## Material provided

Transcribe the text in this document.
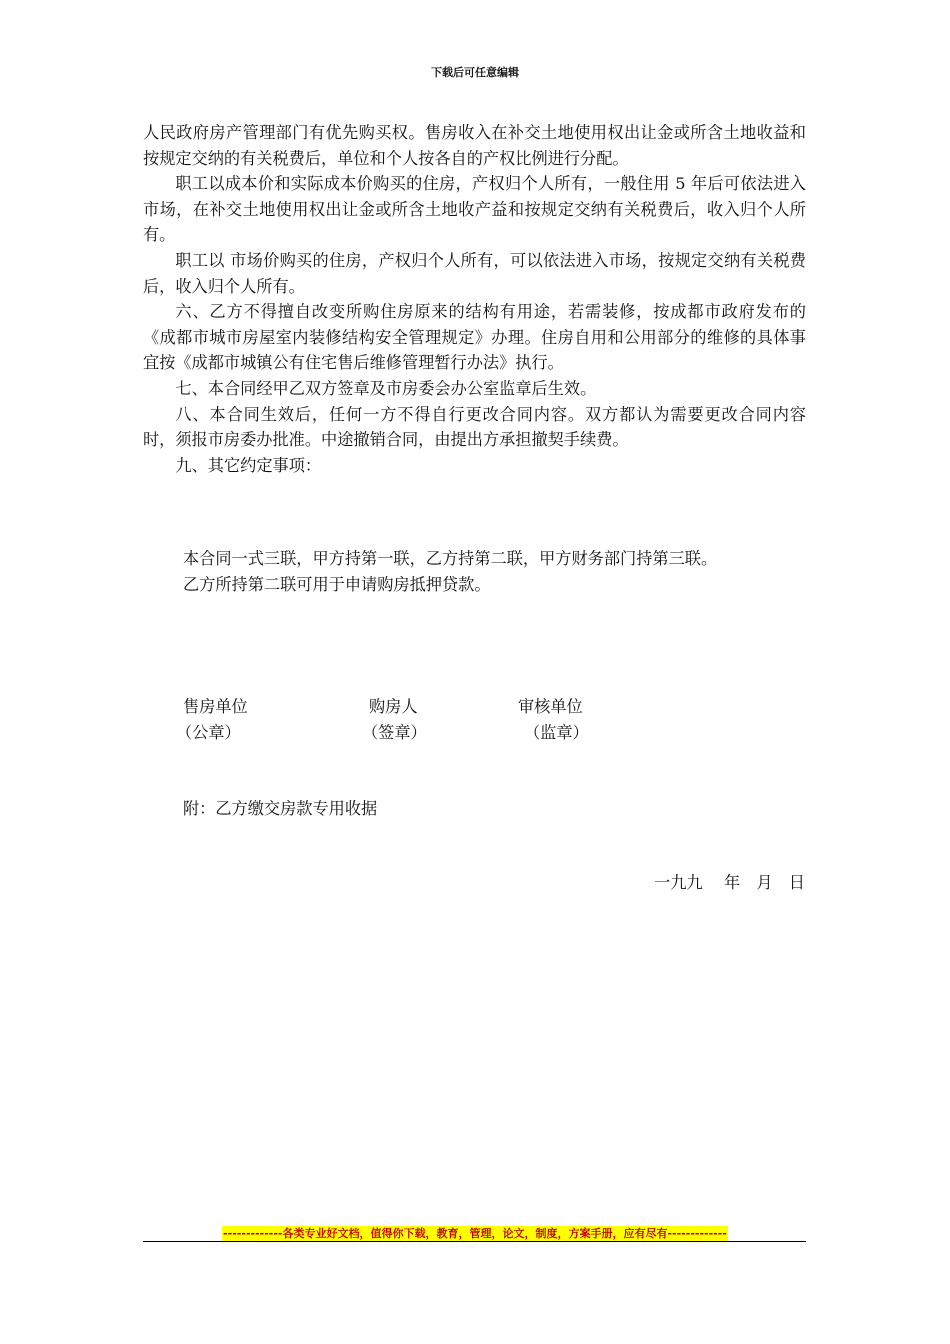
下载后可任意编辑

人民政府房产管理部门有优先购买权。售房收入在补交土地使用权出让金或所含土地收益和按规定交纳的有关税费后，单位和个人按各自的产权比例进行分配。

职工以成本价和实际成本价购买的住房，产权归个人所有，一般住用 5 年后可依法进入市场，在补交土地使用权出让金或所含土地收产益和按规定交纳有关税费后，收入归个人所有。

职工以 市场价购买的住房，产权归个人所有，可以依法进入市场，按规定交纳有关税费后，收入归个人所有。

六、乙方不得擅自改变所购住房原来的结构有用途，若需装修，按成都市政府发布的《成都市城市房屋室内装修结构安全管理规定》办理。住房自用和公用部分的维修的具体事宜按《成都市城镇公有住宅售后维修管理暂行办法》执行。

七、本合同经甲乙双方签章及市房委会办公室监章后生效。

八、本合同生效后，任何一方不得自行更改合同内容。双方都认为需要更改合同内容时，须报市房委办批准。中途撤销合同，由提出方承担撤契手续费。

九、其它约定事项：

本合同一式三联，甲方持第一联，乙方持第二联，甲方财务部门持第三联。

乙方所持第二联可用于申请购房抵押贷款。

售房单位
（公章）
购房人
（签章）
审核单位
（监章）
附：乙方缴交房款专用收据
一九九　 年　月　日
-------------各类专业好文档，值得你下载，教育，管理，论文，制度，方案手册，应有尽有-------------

## Request
From the entries above, copy out every line where the string "收入归个人所有" appears.

## Final result
职工以成本价和实际成本价购买的住房，产权归个人所有，一般住用 5 年后可依法进入市场，在补交土地使用权出让金或所含土地收产益和按规定交纳有关税费后，收入归个人所有。
职工以 市场价购买的住房，产权归个人所有，可以依法进入市场，按规定交纳有关税费后，收入归个人所有。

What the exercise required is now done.